• Do this: Copy out all the records, word for word.

(Data records)
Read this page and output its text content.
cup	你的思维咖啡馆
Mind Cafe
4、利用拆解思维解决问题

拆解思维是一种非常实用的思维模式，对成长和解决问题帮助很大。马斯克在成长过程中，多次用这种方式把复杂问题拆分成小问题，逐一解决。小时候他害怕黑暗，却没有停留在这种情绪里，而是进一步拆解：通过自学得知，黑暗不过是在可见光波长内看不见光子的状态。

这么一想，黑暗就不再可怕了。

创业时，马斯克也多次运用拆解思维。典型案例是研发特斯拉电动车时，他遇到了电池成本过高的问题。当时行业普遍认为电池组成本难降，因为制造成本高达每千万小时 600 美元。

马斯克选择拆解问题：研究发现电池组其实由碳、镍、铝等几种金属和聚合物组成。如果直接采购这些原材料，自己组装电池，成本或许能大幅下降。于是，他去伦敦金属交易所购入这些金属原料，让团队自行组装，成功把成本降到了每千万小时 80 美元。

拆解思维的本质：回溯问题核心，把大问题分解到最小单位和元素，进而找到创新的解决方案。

• Solved problem:
Read this page and output its text content.
cup	你的思维咖啡馆
Mind Cafe
4、利用拆解思维解决问题

拆解思维是一种非常实用的思维模式，对成长和解决问题帮助很大。马斯克在成长过程中，多次用这种方式把复杂问题拆分成小问题，逐一解决。小时候他害怕黑暗，却没有停留在这种情绪里，而是进一步拆解：通过自学得知，黑暗不过是在可见光波长内看不见光子的状态。

这么一想，黑暗就不再可怕了。

创业时，马斯克也多次运用拆解思维。典型案例是研发特斯拉电动车时，他遇到了电池成本过高的问题。当时行业普遍认为电池组成本难降，因为制造成本高达每千万小时 600 美元。

马斯克选择拆解问题：研究发现电池组其实由碳、镍、铝等几种金属和聚合物组成。如果直接采购这些原材料，自己组装电池，成本或许能大幅下降。于是，他去伦敦金属交易所购入这些金属原料，让团队自行组装，成功把成本降到了每千万小时 80 美元。

拆解思维的本质：回溯问题核心，把大问题分解到最小单位和元素，进而找到创新的解决方案。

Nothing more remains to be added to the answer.